-- Start DATASET RECORDS --

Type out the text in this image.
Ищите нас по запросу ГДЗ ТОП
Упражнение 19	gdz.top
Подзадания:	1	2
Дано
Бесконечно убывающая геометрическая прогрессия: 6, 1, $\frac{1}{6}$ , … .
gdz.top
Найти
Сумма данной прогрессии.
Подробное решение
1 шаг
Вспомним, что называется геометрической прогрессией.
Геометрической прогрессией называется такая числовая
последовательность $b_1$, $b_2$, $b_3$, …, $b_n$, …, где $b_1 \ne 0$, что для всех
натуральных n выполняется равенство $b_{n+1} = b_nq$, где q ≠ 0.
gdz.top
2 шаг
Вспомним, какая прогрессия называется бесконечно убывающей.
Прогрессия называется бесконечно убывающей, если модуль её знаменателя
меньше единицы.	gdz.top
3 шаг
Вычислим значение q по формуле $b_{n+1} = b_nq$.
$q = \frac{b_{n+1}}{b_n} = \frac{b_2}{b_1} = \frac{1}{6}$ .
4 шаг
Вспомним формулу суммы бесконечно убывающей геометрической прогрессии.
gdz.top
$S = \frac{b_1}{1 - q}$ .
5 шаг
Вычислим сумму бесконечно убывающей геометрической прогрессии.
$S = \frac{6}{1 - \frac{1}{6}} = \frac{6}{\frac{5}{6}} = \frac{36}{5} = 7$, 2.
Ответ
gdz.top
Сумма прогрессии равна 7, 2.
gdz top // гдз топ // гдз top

-- End DATASET RECORDS --

WHAT IS BEING ASKED:
Pull every line containing "Вычислим" out of the data above.

FULL OUTPUT:
Вычислим значение q по формуле $b_{n+1} = b_nq$.
Вычислим сумму бесконечно убывающей геометрической прогрессии.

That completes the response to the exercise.